Sulfuryl bromide fluoride
- Names: Preferred IUPAC name Sulfuryl bromide fluoride

Identifiers
- CAS Number: 13536-61-3;
- 3D model (JSmol): Interactive image;
- ChemSpider: 10326167;
- PubChem CID: 23234052;
- CompTox Dashboard (EPA): DTXSID60631359;

Properties
- Chemical formula: BrFO_{2}S
- Molar mass: 162.96 g·mol^{−1}
- Appearance: Colorless liquid
- Melting point: −86 °C (−123 °F; 187 K)
- Boiling point: 41 °C (106 °F; 314 K)
- Solubility in water: Reacts with water

Hazards
- Flash point: −273.15 °C (−459.67 °F; 0.00 K)

Related compounds
- Related compounds: Sulfuryl chloride fluoride; Sulfuryl fluoride; Disulfuryl fluoride; Trisulfuryl fluoride;

= Sulfuryl bromide fluoride =

Sulfuryl bromide fluoride is an inorganic compound of bromine, fluorine, oxygen, and sulfur with the chemical formula BrFO2S.

==Synthesis==
Synthesis of sulfuryl bromide fluoride can be by a reaction of bromine, bromine trifluoride, and sulfur dioxide:
Br2 + BrF3 -> 3 BrF
SO2 + BrF -> SO2BrF

==Physical properties==
Sulfuryl fluoride bromide forms a colorless liquid that, when standing in humid air, turns slightly red due to the release of elemental bromine.

Sulfuryl bromide fluoride reacts slowly with glass, but has no effect on quartz.

• • •

* Brief 1
List the related compounds named in the sulfuryl bromide fluoride article.
* Brief 2
Repeat word for word the section of the sulfuryl bromide fluoride article that opens with "Identifiers" and closes with "(−123 °F; 187 K)".

• • •

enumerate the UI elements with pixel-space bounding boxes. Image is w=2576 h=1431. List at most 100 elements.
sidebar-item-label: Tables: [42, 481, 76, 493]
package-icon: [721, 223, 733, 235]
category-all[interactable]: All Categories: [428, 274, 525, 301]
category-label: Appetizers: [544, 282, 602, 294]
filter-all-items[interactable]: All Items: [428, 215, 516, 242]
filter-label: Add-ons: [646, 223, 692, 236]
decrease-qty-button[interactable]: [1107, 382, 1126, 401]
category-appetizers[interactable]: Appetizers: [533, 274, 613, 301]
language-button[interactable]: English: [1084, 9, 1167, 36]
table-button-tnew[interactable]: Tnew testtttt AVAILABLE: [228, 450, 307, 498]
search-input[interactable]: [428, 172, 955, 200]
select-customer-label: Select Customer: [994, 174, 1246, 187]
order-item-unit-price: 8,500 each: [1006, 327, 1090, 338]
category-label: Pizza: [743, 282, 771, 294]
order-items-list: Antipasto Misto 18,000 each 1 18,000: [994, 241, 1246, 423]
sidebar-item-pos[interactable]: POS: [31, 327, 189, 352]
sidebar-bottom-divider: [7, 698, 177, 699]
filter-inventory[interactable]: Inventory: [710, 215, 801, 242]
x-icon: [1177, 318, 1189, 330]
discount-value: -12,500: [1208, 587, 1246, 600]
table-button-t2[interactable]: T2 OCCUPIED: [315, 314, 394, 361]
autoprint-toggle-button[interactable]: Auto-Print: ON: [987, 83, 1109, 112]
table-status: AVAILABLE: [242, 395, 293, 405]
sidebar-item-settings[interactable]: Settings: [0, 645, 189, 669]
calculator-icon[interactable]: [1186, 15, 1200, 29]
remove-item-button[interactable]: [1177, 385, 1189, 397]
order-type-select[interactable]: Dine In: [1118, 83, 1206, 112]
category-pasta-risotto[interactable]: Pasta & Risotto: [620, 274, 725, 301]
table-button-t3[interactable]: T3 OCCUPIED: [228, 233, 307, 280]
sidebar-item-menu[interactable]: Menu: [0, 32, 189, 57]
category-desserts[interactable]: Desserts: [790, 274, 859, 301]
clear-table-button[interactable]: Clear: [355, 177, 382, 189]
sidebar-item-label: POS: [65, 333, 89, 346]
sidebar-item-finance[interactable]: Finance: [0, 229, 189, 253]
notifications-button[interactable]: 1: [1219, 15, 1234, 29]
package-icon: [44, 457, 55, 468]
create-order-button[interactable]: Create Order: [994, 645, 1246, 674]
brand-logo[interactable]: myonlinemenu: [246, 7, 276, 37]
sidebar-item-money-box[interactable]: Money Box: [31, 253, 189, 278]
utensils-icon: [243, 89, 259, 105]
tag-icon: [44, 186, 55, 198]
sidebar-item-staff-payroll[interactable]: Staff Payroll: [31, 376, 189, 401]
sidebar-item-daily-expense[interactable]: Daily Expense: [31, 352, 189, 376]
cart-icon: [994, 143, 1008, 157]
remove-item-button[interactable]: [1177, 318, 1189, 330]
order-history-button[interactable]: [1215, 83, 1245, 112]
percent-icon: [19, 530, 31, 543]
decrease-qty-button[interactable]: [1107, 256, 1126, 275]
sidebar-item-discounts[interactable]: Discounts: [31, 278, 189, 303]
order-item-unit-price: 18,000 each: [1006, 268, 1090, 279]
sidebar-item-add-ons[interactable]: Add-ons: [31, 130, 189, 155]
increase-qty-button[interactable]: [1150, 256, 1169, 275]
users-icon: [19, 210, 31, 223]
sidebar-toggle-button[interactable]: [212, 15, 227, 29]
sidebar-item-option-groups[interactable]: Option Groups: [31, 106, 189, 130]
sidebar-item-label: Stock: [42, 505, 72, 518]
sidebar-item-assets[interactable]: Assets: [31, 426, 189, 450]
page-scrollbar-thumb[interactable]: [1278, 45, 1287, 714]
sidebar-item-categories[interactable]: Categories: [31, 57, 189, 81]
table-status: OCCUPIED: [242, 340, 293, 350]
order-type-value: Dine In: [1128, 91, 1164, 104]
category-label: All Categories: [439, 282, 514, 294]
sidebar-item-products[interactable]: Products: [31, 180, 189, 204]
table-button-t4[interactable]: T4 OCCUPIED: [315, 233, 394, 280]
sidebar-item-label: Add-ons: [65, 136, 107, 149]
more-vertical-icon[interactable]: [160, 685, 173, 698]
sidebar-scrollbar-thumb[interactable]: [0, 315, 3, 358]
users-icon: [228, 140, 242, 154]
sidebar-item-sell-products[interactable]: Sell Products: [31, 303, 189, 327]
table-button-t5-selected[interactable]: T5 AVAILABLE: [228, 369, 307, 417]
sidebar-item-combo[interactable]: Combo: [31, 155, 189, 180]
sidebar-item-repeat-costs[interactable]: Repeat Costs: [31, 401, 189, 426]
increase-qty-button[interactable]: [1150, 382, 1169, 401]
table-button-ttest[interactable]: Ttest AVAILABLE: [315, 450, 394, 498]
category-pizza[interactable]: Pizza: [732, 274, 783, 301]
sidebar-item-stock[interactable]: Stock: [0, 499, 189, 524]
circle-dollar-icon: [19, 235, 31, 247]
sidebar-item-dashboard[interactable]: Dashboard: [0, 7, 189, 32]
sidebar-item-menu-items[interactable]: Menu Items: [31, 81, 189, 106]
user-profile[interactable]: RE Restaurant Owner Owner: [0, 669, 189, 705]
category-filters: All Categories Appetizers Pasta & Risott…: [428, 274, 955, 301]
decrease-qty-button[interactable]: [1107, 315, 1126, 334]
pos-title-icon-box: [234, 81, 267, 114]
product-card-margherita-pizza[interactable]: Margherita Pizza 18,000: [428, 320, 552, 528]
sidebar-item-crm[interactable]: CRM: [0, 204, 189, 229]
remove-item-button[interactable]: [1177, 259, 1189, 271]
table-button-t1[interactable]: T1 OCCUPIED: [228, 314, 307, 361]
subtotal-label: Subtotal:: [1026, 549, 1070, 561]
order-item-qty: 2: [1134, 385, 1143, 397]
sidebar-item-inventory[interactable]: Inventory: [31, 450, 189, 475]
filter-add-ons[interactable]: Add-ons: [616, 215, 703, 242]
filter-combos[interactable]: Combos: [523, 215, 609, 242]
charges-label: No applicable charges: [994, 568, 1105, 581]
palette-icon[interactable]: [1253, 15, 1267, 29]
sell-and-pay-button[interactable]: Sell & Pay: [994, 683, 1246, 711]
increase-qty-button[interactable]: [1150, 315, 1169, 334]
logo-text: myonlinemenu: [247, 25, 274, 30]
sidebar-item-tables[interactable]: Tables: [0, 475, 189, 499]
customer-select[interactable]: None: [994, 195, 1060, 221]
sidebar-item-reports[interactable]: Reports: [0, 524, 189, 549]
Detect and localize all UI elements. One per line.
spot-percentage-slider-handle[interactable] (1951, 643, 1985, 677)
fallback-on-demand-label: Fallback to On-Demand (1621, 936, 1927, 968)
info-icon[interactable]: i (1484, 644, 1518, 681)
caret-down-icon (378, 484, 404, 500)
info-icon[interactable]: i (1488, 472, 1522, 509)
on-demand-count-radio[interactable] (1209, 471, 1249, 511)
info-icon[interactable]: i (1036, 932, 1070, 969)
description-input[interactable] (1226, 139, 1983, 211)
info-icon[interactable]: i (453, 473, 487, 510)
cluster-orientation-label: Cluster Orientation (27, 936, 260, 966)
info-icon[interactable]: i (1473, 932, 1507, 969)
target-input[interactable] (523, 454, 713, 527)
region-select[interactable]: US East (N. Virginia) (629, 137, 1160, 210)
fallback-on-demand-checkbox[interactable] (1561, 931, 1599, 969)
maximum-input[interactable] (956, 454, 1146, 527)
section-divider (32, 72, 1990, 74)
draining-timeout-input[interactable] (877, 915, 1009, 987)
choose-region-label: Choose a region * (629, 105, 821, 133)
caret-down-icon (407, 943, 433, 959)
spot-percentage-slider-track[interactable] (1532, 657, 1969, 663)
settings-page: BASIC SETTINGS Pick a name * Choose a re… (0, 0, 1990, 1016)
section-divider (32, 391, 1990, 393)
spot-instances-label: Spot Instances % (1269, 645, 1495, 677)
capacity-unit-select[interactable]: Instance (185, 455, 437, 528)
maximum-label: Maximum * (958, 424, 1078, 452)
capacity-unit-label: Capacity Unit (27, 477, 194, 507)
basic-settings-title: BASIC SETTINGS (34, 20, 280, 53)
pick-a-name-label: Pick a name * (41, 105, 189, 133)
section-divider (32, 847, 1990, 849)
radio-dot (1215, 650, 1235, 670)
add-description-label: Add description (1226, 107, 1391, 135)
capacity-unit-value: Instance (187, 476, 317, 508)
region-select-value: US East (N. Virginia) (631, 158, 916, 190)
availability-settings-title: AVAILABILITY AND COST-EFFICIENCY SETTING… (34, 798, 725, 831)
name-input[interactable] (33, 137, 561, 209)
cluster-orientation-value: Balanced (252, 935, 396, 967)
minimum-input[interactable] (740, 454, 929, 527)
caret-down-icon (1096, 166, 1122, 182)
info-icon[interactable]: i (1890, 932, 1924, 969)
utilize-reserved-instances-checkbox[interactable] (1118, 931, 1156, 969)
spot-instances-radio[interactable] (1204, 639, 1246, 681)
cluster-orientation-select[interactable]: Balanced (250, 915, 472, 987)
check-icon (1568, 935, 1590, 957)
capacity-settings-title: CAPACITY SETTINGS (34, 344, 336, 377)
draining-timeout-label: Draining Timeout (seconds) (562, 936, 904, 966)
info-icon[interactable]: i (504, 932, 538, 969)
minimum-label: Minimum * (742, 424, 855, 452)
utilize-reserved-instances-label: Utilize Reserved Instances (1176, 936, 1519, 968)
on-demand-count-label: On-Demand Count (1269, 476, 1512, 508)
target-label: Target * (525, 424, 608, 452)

• • •

* Written solution 1
Sulfuryl chloride fluoride; Sulfuryl fluoride; Disulfuryl fluoride; Trisulfuryl fluoride

* Written solution 2
Identifiers
- CAS Number: 13536-61-3;
- 3D model (JSmol): Interactive image;
- ChemSpider: 10326167;
- PubChem CID: 23234052;
- CompTox Dashboard (EPA): DTXSID60631359;

Properties
- Chemical formula: BrFO_{2}S
- Molar mass: 162.96 g·mol^{−1}
- Appearance: Colorless liquid
- Melting point: −86 °C (−123 °F; 187 K)